- [Task directions] A verbatim copy of the records is required, with all pictures left out.
>> Start
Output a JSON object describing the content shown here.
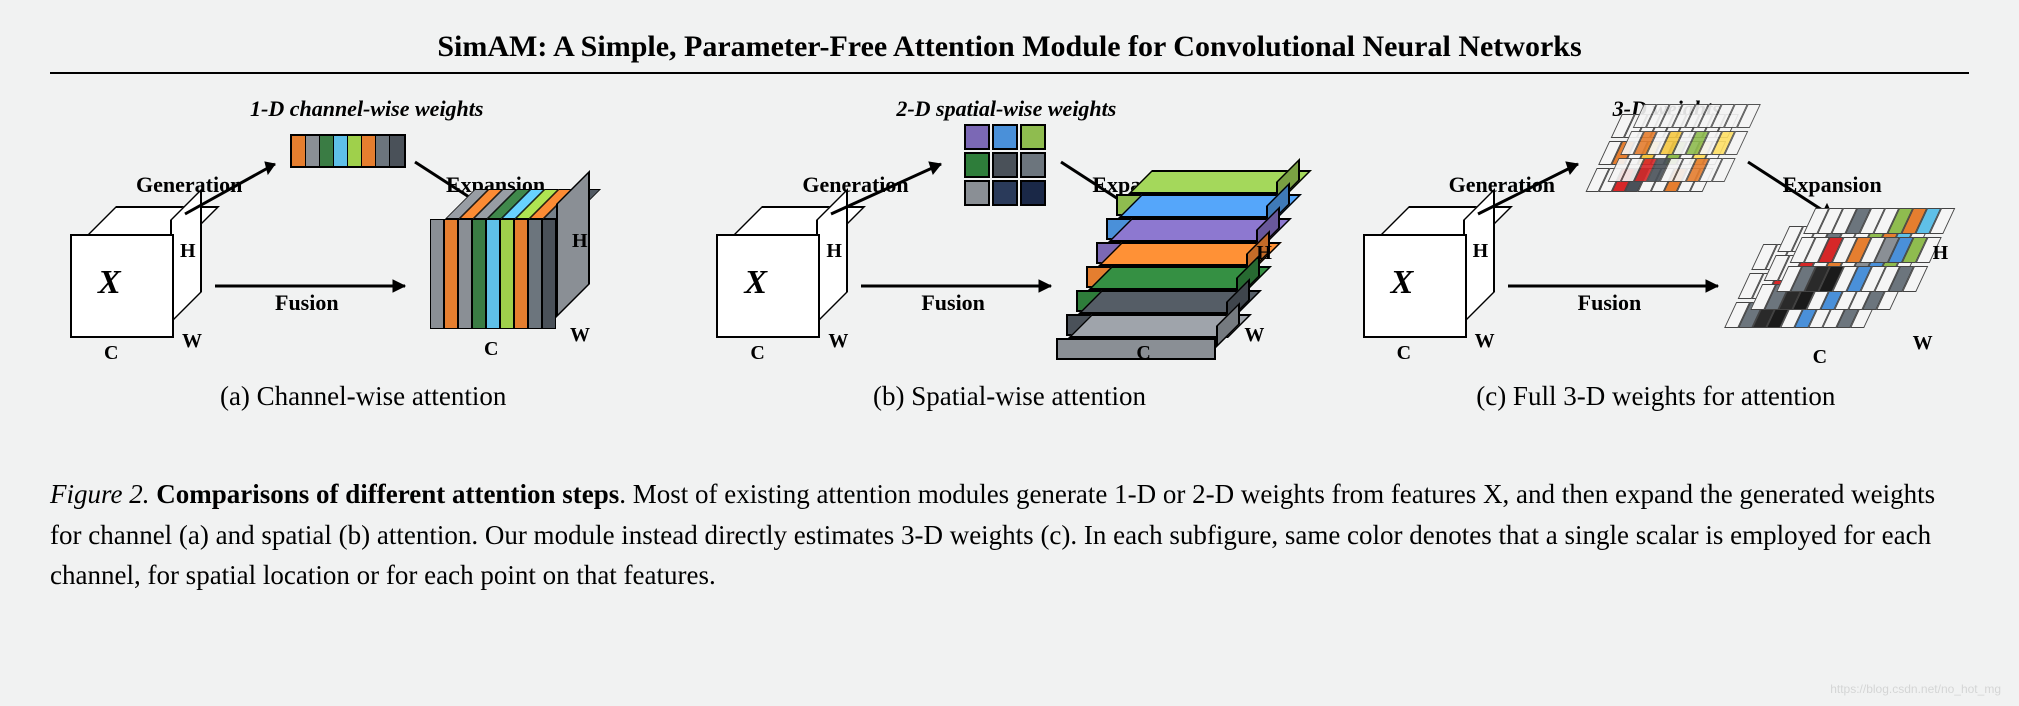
{
  "title": "SimAM: A Simple, Parameter-Free Attention Module for Convolutional Neural Networks",
  "labels": {
    "generation": "Generation",
    "expansion": "Expansion",
    "fusion": "Fusion",
    "C": "C",
    "H": "H",
    "W": "W",
    "X": "X"
  },
  "panel_a": {
    "weights_title": "1-D channel-wise weights",
    "caption": "(a) Channel-wise attention",
    "strip_colors": [
      "#e57e2f",
      "#8a8f95",
      "#3a7c44",
      "#5fc0e8",
      "#9fd04b",
      "#e57e2f",
      "#6c757d",
      "#4a5159"
    ],
    "output_slice_colors": [
      "#8a8f95",
      "#e57e2f",
      "#8a8f95",
      "#3a7c44",
      "#5fc0e8",
      "#9fd04b",
      "#e57e2f",
      "#6c757d",
      "#4a5159"
    ],
    "output_side_color": "#8a8f95"
  },
  "panel_b": {
    "weights_title": "2-D spatial-wise weights",
    "caption": "(b) Spatial-wise attention",
    "grid_colors": [
      "#7b68b5",
      "#4a90d9",
      "#8fbc4f",
      "#2e7d3a",
      "#4a5159",
      "#6c757d",
      "#8a8f95",
      "#2a3a5a",
      "#1a2847"
    ],
    "plane_colors": [
      "#8fbc4f",
      "#4a90d9",
      "#7b68b5",
      "#e57e2f",
      "#2e7d3a",
      "#4a5159",
      "#8a8f95"
    ]
  },
  "panel_c": {
    "weights_title": "3-D weights",
    "caption": "(c) Full 3-D weights for attention",
    "top_sheet_rows": [
      [
        "#f5f5f5",
        "#f5f5f5",
        "#f5f5f5",
        "#f5f5f5",
        "#f5f5f5",
        "#f5f5f5",
        "#f5f5f5",
        "#f5f5f5",
        "#f5f5f5"
      ],
      [
        "#f5f5f5",
        "#e57e2f",
        "#f5f5f5",
        "#f5c842",
        "#f5f5f5",
        "#8fbc4f",
        "#f5f5f5",
        "#ffe066",
        "#f5f5f5"
      ],
      [
        "#f5f5f5",
        "#f5f5f5",
        "#d62728",
        "#4a5159",
        "#f5f5f5",
        "#f5f5f5",
        "#e57e2f",
        "#f5f5f5",
        "#f5f5f5"
      ]
    ],
    "output_sheet_rows": [
      [
        "#f5f5f5",
        "#f5f5f5",
        "#f5f5f5",
        "#6c757d",
        "#f5f5f5",
        "#f5f5f5",
        "#8fbc4f",
        "#e57e2f",
        "#5fc0e8",
        "#f5f5f5"
      ],
      [
        "#f5f5f5",
        "#f5f5f5",
        "#d62728",
        "#f5f5f5",
        "#e57e2f",
        "#f5f5f5",
        "#8a8f95",
        "#4a90d9",
        "#8fbc4f",
        "#f5f5f5"
      ],
      [
        "#f5f5f5",
        "#6c757d",
        "#2a2a2a",
        "#1a1a1a",
        "#f5f5f5",
        "#4a90d9",
        "#f5f5f5",
        "#f5f5f5",
        "#6c757d",
        "#f5f5f5"
      ]
    ]
  },
  "figure_caption": {
    "prefix": "Figure 2.",
    "bold": " Comparisons of different attention steps",
    "rest": ". Most of existing attention modules generate 1-D or 2-D weights from features X, and then expand the generated weights for channel (a) and spatial (b) attention. Our module instead directly estimates 3-D weights (c). In each subfigure, same color denotes that a single scalar is employed for each channel, for spatial location or for each point on that features."
  },
  "watermark": "https://blog.csdn.net/no_hot_mg",
  "colors": {
    "background": "#f1f2f2",
    "text": "#000000",
    "border": "#000000"
  }
}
>> End
- [Output for this task]
Output a JSON object describing the content shown here.
{
  "title": "SimAM: A Simple, Parameter-Free Attention Module for Convolutional Neural Networks",
  "labels": {
    "generation": "Generation",
    "expansion": "Expansion",
    "fusion": "Fusion",
    "C": "C",
    "H": "H",
    "W": "W",
    "X": "X"
  },
  "panel_a": {
    "weights_title": "1-D channel-wise weights",
    "caption": "(a) Channel-wise attention",
    "strip_colors": [
      "#e57e2f",
      "#8a8f95",
      "#3a7c44",
      "#5fc0e8",
      "#9fd04b",
      "#e57e2f",
      "#6c757d",
      "#4a5159"
    ],
    "output_slice_colors": [
      "#8a8f95",
      "#e57e2f",
      "#8a8f95",
      "#3a7c44",
      "#5fc0e8",
      "#9fd04b",
      "#e57e2f",
      "#6c757d",
      "#4a5159"
    ],
    "output_side_color": "#8a8f95"
  },
  "panel_b": {
    "weights_title": "2-D spatial-wise weights",
    "caption": "(b) Spatial-wise attention",
    "grid_colors": [
      "#7b68b5",
      "#4a90d9",
      "#8fbc4f",
      "#2e7d3a",
      "#4a5159",
      "#6c757d",
      "#8a8f95",
      "#2a3a5a",
      "#1a2847"
    ],
    "plane_colors": [
      "#8fbc4f",
      "#4a90d9",
      "#7b68b5",
      "#e57e2f",
      "#2e7d3a",
      "#4a5159",
      "#8a8f95"
    ]
  },
  "panel_c": {
    "weights_title": "3-D weights",
    "caption": "(c) Full 3-D weights for attention",
    "top_sheet_rows": [
      [
        "#f5f5f5",
        "#f5f5f5",
        "#f5f5f5",
        "#f5f5f5",
        "#f5f5f5",
        "#f5f5f5",
        "#f5f5f5",
        "#f5f5f5",
        "#f5f5f5"
      ],
      [
        "#f5f5f5",
        "#e57e2f",
        "#f5f5f5",
        "#f5c842",
        "#f5f5f5",
        "#8fbc4f",
        "#f5f5f5",
        "#ffe066",
        "#f5f5f5"
      ],
      [
        "#f5f5f5",
        "#f5f5f5",
        "#d62728",
        "#4a5159",
        "#f5f5f5",
        "#f5f5f5",
        "#e57e2f",
        "#f5f5f5",
        "#f5f5f5"
      ]
    ],
    "output_sheet_rows": [
      [
        "#f5f5f5",
        "#f5f5f5",
        "#f5f5f5",
        "#6c757d",
        "#f5f5f5",
        "#f5f5f5",
        "#8fbc4f",
        "#e57e2f",
        "#5fc0e8",
        "#f5f5f5"
      ],
      [
        "#f5f5f5",
        "#f5f5f5",
        "#d62728",
        "#f5f5f5",
        "#e57e2f",
        "#f5f5f5",
        "#8a8f95",
        "#4a90d9",
        "#8fbc4f",
        "#f5f5f5"
      ],
      [
        "#f5f5f5",
        "#6c757d",
        "#2a2a2a",
        "#1a1a1a",
        "#f5f5f5",
        "#4a90d9",
        "#f5f5f5",
        "#f5f5f5",
        "#6c757d",
        "#f5f5f5"
      ]
    ]
  },
  "figure_caption": {
    "prefix": "Figure 2.",
    "bold": " Comparisons of different attention steps",
    "rest": ". Most of existing attention modules generate 1-D or 2-D weights from features X, and then expand the generated weights for channel (a) and spatial (b) attention. Our module instead directly estimates 3-D weights (c). In each subfigure, same color denotes that a single scalar is employed for each channel, for spatial location or for each point on that features."
  },
  "watermark": "https://blog.csdn.net/no_hot_mg",
  "colors": {
    "background": "#f1f2f2",
    "text": "#000000",
    "border": "#000000"
  }
}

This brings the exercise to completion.